··· Input for this task ···

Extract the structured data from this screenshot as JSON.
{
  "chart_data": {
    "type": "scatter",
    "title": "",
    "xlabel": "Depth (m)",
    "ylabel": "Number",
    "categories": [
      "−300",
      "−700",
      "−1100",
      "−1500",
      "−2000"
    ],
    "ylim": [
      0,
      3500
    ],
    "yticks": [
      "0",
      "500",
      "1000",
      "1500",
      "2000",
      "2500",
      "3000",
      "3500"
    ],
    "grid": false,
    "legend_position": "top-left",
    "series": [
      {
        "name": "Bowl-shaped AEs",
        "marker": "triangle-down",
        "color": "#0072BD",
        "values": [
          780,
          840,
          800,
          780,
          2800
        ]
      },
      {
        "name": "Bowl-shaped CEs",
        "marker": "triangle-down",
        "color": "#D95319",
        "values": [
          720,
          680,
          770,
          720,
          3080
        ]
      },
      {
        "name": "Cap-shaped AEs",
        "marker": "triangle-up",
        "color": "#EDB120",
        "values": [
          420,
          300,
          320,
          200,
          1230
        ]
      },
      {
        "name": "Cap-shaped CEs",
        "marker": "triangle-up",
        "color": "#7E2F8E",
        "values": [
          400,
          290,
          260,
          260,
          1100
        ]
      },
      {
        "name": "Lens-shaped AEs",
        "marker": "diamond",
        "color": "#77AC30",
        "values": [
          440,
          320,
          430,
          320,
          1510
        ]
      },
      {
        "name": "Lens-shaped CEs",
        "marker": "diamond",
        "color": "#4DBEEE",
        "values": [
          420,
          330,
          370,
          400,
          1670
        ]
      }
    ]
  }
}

···

## Objective
Give all of the entries again, word for word.

## Task output
Extract the structured data from this screenshot as JSON.
{
  "chart_data": {
    "type": "scatter",
    "title": "",
    "xlabel": "Depth (m)",
    "ylabel": "Number",
    "categories": [
      "−300",
      "−700",
      "−1100",
      "−1500",
      "−2000"
    ],
    "ylim": [
      0,
      3500
    ],
    "yticks": [
      "0",
      "500",
      "1000",
      "1500",
      "2000",
      "2500",
      "3000",
      "3500"
    ],
    "grid": false,
    "legend_position": "top-left",
    "series": [
      {
        "name": "Bowl-shaped AEs",
        "marker": "triangle-down",
        "color": "#0072BD",
        "values": [
          780,
          840,
          800,
          780,
          2800
        ]
      },
      {
        "name": "Bowl-shaped CEs",
        "marker": "triangle-down",
        "color": "#D95319",
        "values": [
          720,
          680,
          770,
          720,
          3080
        ]
      },
      {
        "name": "Cap-shaped AEs",
        "marker": "triangle-up",
        "color": "#EDB120",
        "values": [
          420,
          300,
          320,
          200,
          1230
        ]
      },
      {
        "name": "Cap-shaped CEs",
        "marker": "triangle-up",
        "color": "#7E2F8E",
        "values": [
          400,
          290,
          260,
          260,
          1100
        ]
      },
      {
        "name": "Lens-shaped AEs",
        "marker": "diamond",
        "color": "#77AC30",
        "values": [
          440,
          320,
          430,
          320,
          1510
        ]
      },
      {
        "name": "Lens-shaped CEs",
        "marker": "diamond",
        "color": "#4DBEEE",
        "values": [
          420,
          330,
          370,
          400,
          1670
        ]
      }
    ]
  }
}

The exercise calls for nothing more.